» YOUR OBJECTIVE
Using the entries that follow, collect the lines where the word "beneath" appears.

» DATASET EXTRACT
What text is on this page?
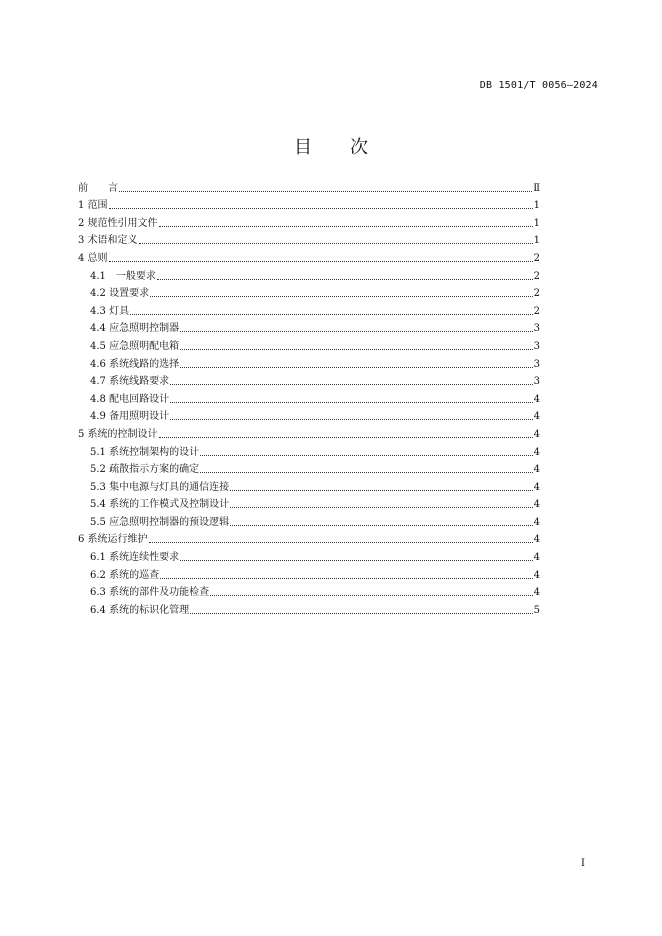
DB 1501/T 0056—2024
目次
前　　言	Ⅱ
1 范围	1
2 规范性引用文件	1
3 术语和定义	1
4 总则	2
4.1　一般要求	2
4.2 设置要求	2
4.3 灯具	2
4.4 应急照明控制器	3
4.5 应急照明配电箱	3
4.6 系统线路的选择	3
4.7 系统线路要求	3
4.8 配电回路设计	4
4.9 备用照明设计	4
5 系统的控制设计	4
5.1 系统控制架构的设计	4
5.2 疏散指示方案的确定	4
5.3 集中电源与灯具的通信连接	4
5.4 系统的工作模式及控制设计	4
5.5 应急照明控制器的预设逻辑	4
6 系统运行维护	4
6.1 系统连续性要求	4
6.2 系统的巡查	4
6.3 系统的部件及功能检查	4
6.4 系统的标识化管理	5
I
---
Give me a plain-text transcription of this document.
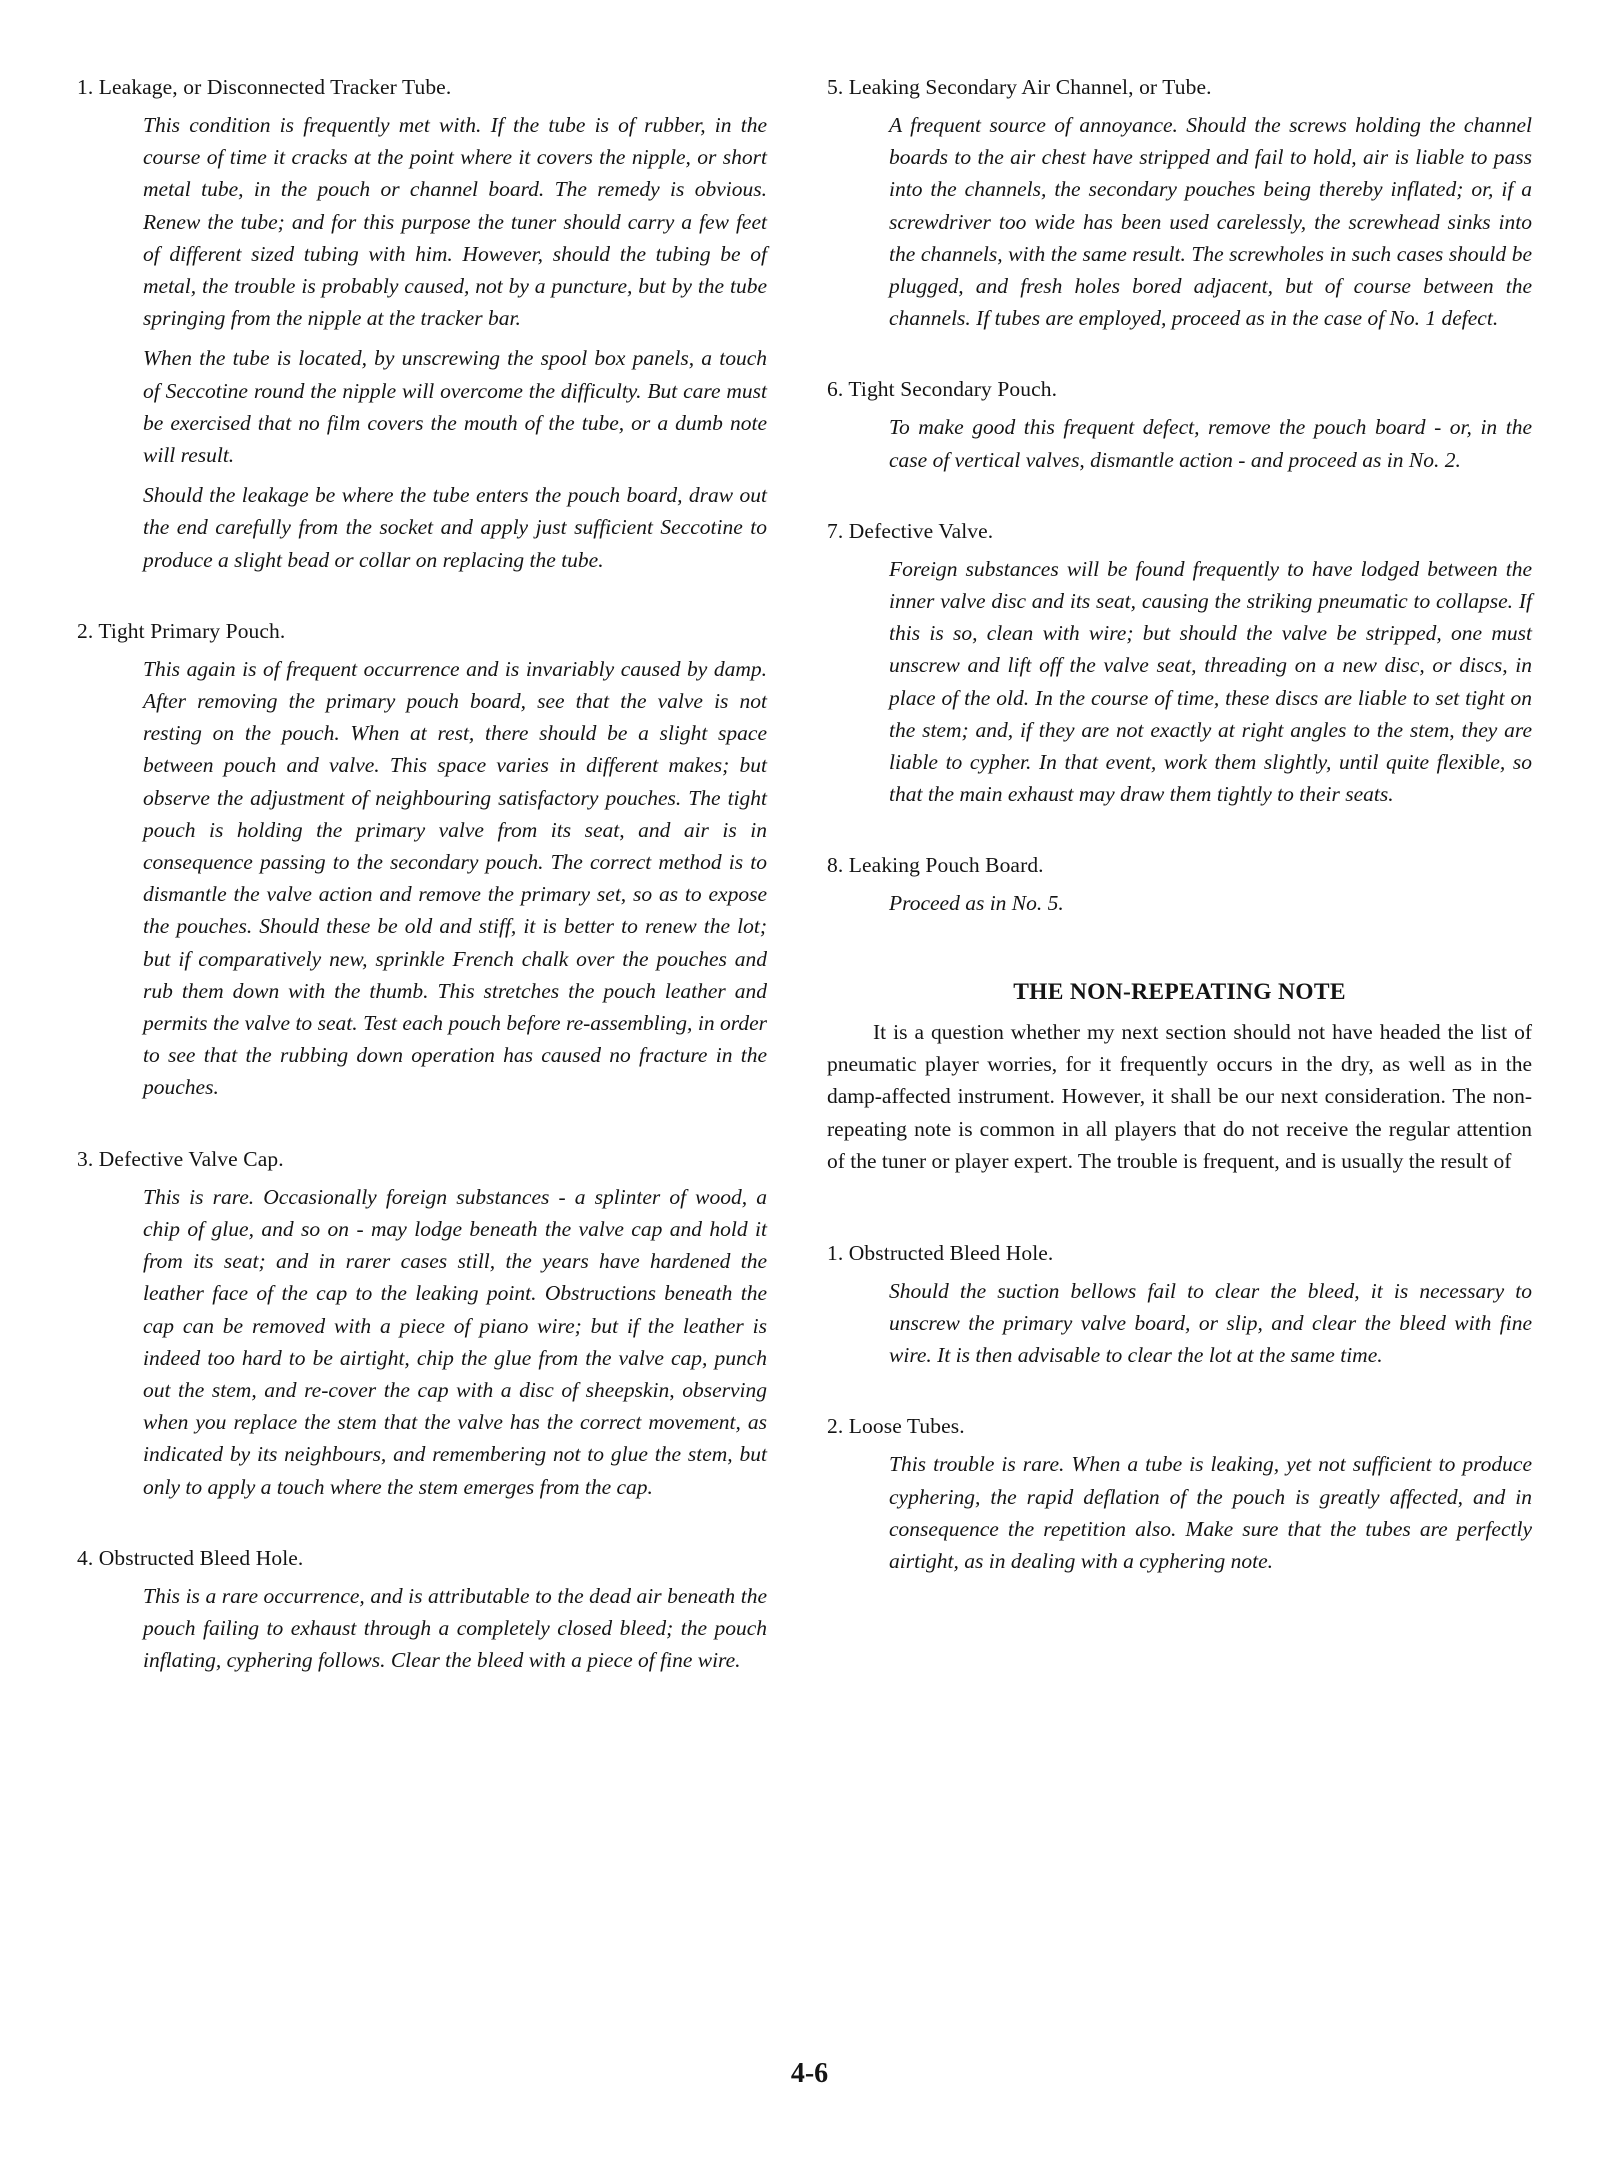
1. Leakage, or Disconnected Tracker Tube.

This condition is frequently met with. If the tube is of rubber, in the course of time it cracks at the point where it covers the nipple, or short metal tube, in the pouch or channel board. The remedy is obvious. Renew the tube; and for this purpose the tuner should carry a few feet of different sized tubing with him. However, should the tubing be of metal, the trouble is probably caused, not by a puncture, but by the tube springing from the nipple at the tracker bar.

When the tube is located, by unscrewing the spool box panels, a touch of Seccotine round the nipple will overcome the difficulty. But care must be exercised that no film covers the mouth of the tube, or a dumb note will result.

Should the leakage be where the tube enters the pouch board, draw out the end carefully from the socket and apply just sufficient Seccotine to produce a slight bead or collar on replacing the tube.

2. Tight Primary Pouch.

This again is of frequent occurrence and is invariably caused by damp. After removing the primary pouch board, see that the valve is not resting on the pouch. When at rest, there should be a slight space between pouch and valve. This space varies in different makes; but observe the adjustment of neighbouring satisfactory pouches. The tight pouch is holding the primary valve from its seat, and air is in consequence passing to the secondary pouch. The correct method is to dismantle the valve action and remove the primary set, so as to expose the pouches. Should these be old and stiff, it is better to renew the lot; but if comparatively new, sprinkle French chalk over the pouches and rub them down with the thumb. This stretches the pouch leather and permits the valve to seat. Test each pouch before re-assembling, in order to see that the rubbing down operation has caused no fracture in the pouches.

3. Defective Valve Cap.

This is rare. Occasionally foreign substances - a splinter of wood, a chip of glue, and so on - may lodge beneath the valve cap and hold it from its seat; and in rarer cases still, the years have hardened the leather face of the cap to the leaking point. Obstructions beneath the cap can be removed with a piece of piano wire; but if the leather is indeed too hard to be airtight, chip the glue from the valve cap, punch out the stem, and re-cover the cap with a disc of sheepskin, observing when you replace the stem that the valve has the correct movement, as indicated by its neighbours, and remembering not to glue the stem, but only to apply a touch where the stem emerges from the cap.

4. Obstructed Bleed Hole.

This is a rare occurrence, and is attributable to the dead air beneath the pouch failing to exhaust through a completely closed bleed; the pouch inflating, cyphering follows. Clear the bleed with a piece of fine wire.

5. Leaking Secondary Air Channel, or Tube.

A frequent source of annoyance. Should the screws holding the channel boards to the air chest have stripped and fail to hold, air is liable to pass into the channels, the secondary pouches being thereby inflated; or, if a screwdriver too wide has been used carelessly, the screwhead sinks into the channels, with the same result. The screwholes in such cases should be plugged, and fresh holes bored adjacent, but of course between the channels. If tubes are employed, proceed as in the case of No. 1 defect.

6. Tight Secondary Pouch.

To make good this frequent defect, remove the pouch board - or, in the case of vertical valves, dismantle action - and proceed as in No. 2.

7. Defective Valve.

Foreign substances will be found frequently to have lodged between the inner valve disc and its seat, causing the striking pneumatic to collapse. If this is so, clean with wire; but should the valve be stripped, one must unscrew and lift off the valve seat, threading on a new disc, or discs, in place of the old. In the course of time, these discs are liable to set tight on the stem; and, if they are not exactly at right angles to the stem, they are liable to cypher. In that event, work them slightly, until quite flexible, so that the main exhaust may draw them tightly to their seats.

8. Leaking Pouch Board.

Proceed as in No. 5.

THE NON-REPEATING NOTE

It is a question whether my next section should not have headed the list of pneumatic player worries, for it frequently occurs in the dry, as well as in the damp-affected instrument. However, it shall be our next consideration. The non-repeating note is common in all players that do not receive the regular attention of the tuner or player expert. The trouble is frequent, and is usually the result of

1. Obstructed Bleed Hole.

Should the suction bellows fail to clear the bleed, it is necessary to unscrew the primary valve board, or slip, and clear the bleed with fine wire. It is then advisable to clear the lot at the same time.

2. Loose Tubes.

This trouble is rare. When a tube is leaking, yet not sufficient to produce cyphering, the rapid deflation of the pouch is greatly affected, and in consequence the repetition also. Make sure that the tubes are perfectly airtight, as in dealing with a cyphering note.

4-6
...
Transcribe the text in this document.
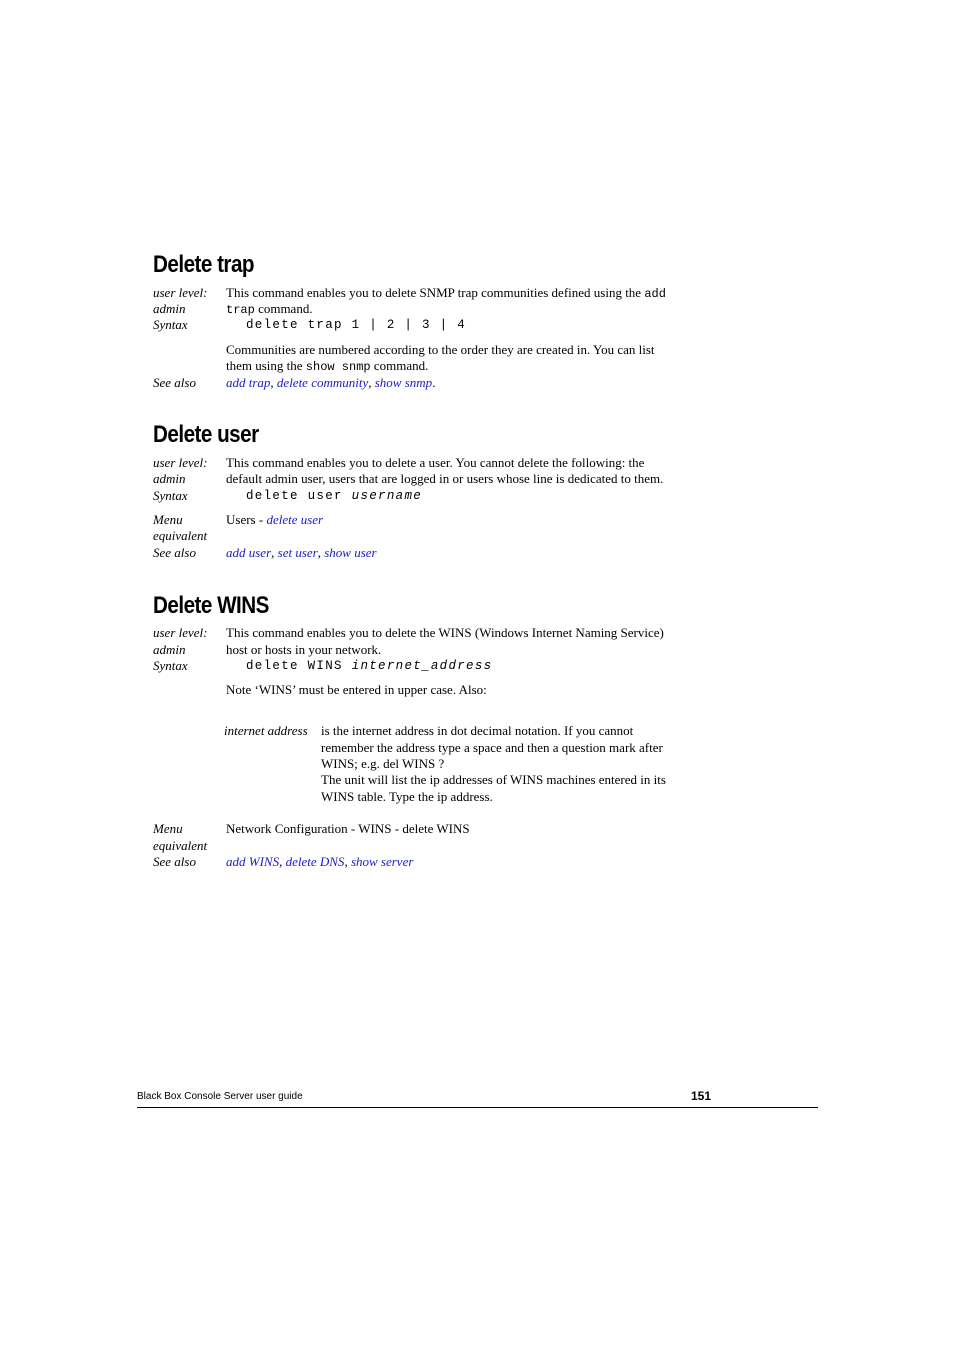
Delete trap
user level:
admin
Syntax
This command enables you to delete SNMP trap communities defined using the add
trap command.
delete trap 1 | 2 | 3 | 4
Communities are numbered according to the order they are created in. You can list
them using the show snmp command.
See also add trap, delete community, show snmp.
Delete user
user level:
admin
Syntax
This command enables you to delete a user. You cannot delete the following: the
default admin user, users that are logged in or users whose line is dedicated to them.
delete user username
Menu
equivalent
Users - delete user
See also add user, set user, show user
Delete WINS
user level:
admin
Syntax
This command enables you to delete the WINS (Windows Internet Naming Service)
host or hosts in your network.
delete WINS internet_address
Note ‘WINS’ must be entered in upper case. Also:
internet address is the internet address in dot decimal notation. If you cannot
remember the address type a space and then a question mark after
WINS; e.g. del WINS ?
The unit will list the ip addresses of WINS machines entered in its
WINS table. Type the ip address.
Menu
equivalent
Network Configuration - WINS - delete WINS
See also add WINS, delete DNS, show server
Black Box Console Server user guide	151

» FULL ANSWER
This is rare. Occasionally foreign substances - a splinter of wood, a chip of glue, and so on - may lodge beneath the valve cap and hold it from its seat; and in rarer cases still, the years have hardened the leather face of the cap to the leaking point. Obstructions beneath the cap can be removed with a piece of piano wire; but if the leather is indeed too hard to be airtight, chip the glue from the valve cap, punch out the stem, and re-cover the cap with a disc of sheepskin, observing when you replace the stem that the valve has the correct movement, as indicated by its neighbours, and remembering not to glue the stem, but only to apply a touch where the stem emerges from the cap.
This is a rare occurrence, and is attributable to the dead air beneath the pouch failing to exhaust through a completely closed bleed; the pouch inflating, cyphering follows. Clear the bleed with a piece of fine wire.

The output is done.